*** PROVIDED MATERIAL

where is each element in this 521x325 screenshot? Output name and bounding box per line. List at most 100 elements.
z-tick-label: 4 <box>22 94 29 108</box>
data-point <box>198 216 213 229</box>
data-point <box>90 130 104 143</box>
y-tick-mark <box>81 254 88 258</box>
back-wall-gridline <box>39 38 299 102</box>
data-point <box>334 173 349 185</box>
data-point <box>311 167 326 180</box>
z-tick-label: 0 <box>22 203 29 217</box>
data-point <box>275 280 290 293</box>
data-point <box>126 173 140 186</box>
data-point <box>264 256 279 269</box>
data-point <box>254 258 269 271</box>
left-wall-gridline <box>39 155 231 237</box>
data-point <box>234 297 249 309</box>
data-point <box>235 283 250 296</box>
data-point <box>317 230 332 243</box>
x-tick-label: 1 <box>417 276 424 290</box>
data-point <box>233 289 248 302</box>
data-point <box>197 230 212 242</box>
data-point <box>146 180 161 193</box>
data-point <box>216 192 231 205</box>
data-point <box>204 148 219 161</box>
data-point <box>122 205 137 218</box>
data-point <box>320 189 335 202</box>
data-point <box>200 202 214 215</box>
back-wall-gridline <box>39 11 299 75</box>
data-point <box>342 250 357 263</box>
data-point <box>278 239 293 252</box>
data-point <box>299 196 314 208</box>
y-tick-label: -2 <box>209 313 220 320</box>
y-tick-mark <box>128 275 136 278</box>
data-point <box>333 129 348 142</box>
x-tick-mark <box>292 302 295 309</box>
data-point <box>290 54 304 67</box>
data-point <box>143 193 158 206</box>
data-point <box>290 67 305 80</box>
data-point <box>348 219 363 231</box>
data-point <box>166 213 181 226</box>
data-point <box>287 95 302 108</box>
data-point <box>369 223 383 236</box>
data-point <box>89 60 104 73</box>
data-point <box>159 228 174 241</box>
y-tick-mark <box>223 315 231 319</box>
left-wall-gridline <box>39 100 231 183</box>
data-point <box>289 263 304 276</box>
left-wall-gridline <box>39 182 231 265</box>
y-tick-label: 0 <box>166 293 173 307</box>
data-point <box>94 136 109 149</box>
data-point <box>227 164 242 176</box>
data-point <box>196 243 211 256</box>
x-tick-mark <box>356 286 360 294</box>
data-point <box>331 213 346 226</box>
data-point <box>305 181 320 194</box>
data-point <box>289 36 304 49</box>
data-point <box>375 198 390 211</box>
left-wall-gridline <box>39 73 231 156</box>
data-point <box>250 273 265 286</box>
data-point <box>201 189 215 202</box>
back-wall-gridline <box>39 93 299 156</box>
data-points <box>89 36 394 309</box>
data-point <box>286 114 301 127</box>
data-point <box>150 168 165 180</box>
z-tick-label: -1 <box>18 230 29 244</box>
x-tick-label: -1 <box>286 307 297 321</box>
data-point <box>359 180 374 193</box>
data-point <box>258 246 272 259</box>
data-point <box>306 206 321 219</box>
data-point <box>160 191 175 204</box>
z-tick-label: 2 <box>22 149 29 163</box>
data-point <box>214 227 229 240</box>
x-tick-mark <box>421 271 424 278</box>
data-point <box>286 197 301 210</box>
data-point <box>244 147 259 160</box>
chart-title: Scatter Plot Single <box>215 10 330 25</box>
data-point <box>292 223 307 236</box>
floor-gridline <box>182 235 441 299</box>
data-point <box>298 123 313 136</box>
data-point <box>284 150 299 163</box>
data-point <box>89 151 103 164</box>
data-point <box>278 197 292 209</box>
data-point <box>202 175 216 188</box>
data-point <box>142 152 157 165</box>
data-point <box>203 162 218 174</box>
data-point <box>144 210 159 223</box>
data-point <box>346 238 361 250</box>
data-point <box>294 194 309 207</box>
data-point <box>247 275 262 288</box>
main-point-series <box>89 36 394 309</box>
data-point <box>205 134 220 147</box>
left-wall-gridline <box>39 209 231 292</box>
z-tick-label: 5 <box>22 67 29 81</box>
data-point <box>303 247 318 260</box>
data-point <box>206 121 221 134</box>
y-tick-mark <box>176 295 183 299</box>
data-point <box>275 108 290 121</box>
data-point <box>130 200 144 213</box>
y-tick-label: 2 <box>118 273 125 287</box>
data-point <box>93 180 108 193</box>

******

=== THE EXERCISE ===
Reproduce every line of the material above, unchanged and in the same order.

=== COMPLETED EXERCISE ===
where is each element in this 521x325 screenshot? Output name and bounding box per line. List at most 100 elements.
z-tick-label: 4 <box>22 94 29 108</box>
data-point <box>198 216 213 229</box>
data-point <box>90 130 104 143</box>
y-tick-mark <box>81 254 88 258</box>
back-wall-gridline <box>39 38 299 102</box>
data-point <box>334 173 349 185</box>
data-point <box>311 167 326 180</box>
z-tick-label: 0 <box>22 203 29 217</box>
data-point <box>275 280 290 293</box>
data-point <box>126 173 140 186</box>
data-point <box>264 256 279 269</box>
data-point <box>254 258 269 271</box>
left-wall-gridline <box>39 155 231 237</box>
data-point <box>234 297 249 309</box>
data-point <box>235 283 250 296</box>
data-point <box>317 230 332 243</box>
x-tick-label: 1 <box>417 276 424 290</box>
data-point <box>233 289 248 302</box>
data-point <box>197 230 212 242</box>
data-point <box>146 180 161 193</box>
data-point <box>216 192 231 205</box>
data-point <box>204 148 219 161</box>
data-point <box>122 205 137 218</box>
data-point <box>320 189 335 202</box>
data-point <box>200 202 214 215</box>
back-wall-gridline <box>39 11 299 75</box>
data-point <box>342 250 357 263</box>
data-point <box>278 239 293 252</box>
data-point <box>299 196 314 208</box>
y-tick-label: -2 <box>209 313 220 320</box>
y-tick-mark <box>128 275 136 278</box>
data-point <box>333 129 348 142</box>
x-tick-mark <box>292 302 295 309</box>
data-point <box>290 54 304 67</box>
data-point <box>143 193 158 206</box>
data-point <box>290 67 305 80</box>
data-point <box>348 219 363 231</box>
data-point <box>166 213 181 226</box>
data-point <box>287 95 302 108</box>
data-point <box>369 223 383 236</box>
data-point <box>89 60 104 73</box>
data-point <box>159 228 174 241</box>
y-tick-mark <box>223 315 231 319</box>
left-wall-gridline <box>39 100 231 183</box>
data-point <box>289 263 304 276</box>
left-wall-gridline <box>39 182 231 265</box>
y-tick-label: 0 <box>166 293 173 307</box>
data-point <box>94 136 109 149</box>
data-point <box>227 164 242 176</box>
data-point <box>196 243 211 256</box>
x-tick-mark <box>356 286 360 294</box>
data-point <box>331 213 346 226</box>
data-point <box>305 181 320 194</box>
data-point <box>289 36 304 49</box>
data-point <box>375 198 390 211</box>
left-wall-gridline <box>39 73 231 156</box>
data-point <box>250 273 265 286</box>
data-point <box>201 189 215 202</box>
back-wall-gridline <box>39 93 299 156</box>
data-points <box>89 36 394 309</box>
data-point <box>286 114 301 127</box>
data-point <box>150 168 165 180</box>
z-tick-label: -1 <box>18 230 29 244</box>
x-tick-label: -1 <box>286 307 297 321</box>
data-point <box>359 180 374 193</box>
data-point <box>258 246 272 259</box>
data-point <box>306 206 321 219</box>
data-point <box>160 191 175 204</box>
z-tick-label: 2 <box>22 149 29 163</box>
data-point <box>214 227 229 240</box>
x-tick-mark <box>421 271 424 278</box>
data-point <box>286 197 301 210</box>
data-point <box>244 147 259 160</box>
chart-title: Scatter Plot Single <box>215 10 330 25</box>
data-point <box>292 223 307 236</box>
floor-gridline <box>182 235 441 299</box>
data-point <box>298 123 313 136</box>
data-point <box>284 150 299 163</box>
data-point <box>89 151 103 164</box>
data-point <box>278 197 292 209</box>
data-point <box>202 175 216 188</box>
data-point <box>142 152 157 165</box>
data-point <box>203 162 218 174</box>
data-point <box>144 210 159 223</box>
data-point <box>346 238 361 250</box>
data-point <box>294 194 309 207</box>
data-point <box>247 275 262 288</box>
main-point-series <box>89 36 394 309</box>
data-point <box>205 134 220 147</box>
left-wall-gridline <box>39 209 231 292</box>
z-tick-label: 5 <box>22 67 29 81</box>
data-point <box>303 247 318 260</box>
data-point <box>206 121 221 134</box>
y-tick-mark <box>176 295 183 299</box>
data-point <box>275 108 290 121</box>
data-point <box>130 200 144 213</box>
y-tick-label: 2 <box>118 273 125 287</box>
data-point <box>93 180 108 193</box>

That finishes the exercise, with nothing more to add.